#### Data lines
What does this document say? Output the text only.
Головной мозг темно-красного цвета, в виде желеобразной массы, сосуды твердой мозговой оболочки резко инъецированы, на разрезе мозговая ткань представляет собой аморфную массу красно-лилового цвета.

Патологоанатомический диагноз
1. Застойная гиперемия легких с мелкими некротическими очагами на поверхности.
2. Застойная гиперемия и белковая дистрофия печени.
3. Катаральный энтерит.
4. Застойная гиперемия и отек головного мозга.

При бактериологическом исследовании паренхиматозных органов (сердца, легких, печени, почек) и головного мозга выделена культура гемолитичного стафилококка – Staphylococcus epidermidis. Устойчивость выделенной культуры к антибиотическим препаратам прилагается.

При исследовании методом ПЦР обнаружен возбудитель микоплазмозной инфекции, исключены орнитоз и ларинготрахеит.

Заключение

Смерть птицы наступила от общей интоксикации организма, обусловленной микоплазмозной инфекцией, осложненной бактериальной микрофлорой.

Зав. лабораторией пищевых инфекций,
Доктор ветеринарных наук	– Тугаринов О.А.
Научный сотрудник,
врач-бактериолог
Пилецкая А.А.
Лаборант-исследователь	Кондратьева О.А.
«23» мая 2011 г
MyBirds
########
Your objective = Type out all of the material again, word for word.

Output of the exercise =
What does this document say? Output the text only.
Головной мозг темно-красного цвета, в виде желеобразной массы, сосуды твердой мозговой оболочки резко инъецированы, на разрезе мозговая ткань представляет собой аморфную массу красно-лилового цвета.

Патологоанатомический диагноз
1. Застойная гиперемия легких с мелкими некротическими очагами на поверхности.
2. Застойная гиперемия и белковая дистрофия печени.
3. Катаральный энтерит.
4. Застойная гиперемия и отек головного мозга.

При бактериологическом исследовании паренхиматозных органов (сердца, легких, печени, почек) и головного мозга выделена культура гемолитичного стафилококка – Staphylococcus epidermidis. Устойчивость выделенной культуры к антибиотическим препаратам прилагается.

При исследовании методом ПЦР обнаружен возбудитель микоплазмозной инфекции, исключены орнитоз и ларинготрахеит.

Заключение

Смерть птицы наступила от общей интоксикации организма, обусловленной микоплазмозной инфекцией, осложненной бактериальной микрофлорой.

Зав. лабораторией пищевых инфекций,
Доктор ветеринарных наук	– Тугаринов О.А.
Научный сотрудник,
врач-бактериолог
Пилецкая А.А.
Лаборант-исследователь	Кондратьева О.А.
«23» мая 2011 г
MyBirds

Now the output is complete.